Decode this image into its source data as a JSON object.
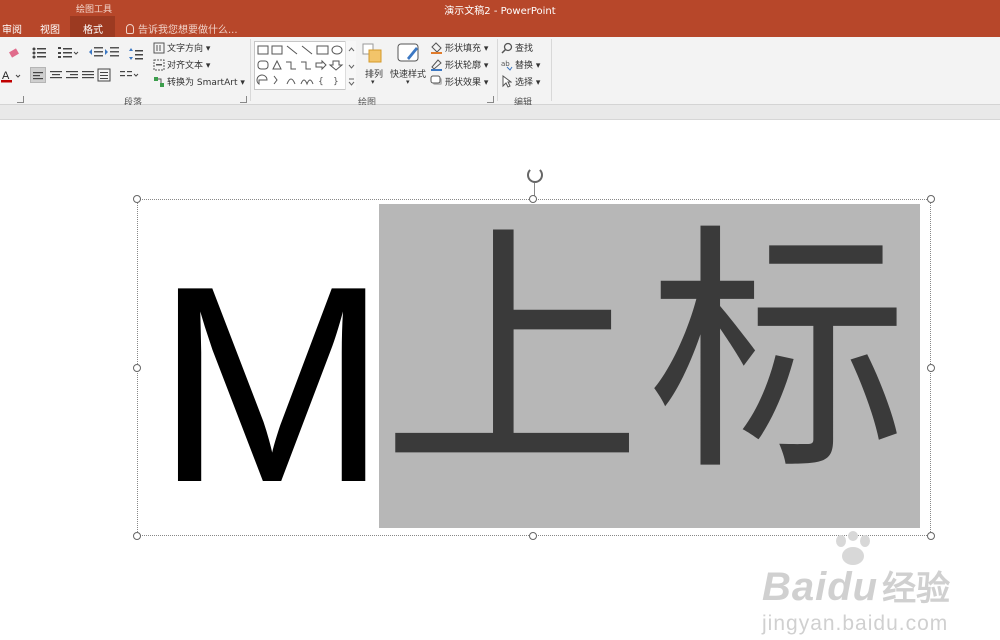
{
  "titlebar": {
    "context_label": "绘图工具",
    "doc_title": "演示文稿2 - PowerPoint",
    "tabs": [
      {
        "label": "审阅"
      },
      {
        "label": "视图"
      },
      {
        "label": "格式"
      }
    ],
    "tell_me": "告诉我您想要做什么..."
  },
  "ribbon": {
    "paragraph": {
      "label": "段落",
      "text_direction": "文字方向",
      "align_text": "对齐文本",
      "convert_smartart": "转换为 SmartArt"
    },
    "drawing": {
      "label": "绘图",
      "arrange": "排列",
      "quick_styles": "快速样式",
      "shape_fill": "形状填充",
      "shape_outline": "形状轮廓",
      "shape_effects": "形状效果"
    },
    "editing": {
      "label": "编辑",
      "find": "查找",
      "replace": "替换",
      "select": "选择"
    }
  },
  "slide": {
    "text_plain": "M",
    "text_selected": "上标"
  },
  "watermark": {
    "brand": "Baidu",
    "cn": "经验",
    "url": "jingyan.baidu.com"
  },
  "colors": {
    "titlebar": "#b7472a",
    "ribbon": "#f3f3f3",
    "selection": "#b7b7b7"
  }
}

++++++++

Exercise description: Reproduce the entries above exactly. Do not include the images.

Exercise answer:
Decode this image into its source data as a JSON object.
{
  "titlebar": {
    "context_label": "绘图工具",
    "doc_title": "演示文稿2 - PowerPoint",
    "tabs": [
      {
        "label": "审阅"
      },
      {
        "label": "视图"
      },
      {
        "label": "格式"
      }
    ],
    "tell_me": "告诉我您想要做什么..."
  },
  "ribbon": {
    "paragraph": {
      "label": "段落",
      "text_direction": "文字方向",
      "align_text": "对齐文本",
      "convert_smartart": "转换为 SmartArt"
    },
    "drawing": {
      "label": "绘图",
      "arrange": "排列",
      "quick_styles": "快速样式",
      "shape_fill": "形状填充",
      "shape_outline": "形状轮廓",
      "shape_effects": "形状效果"
    },
    "editing": {
      "label": "编辑",
      "find": "查找",
      "replace": "替换",
      "select": "选择"
    }
  },
  "slide": {
    "text_plain": "M",
    "text_selected": "上标"
  },
  "watermark": {
    "brand": "Baidu",
    "cn": "经验",
    "url": "jingyan.baidu.com"
  },
  "colors": {
    "titlebar": "#b7472a",
    "ribbon": "#f3f3f3",
    "selection": "#b7b7b7"
  }
}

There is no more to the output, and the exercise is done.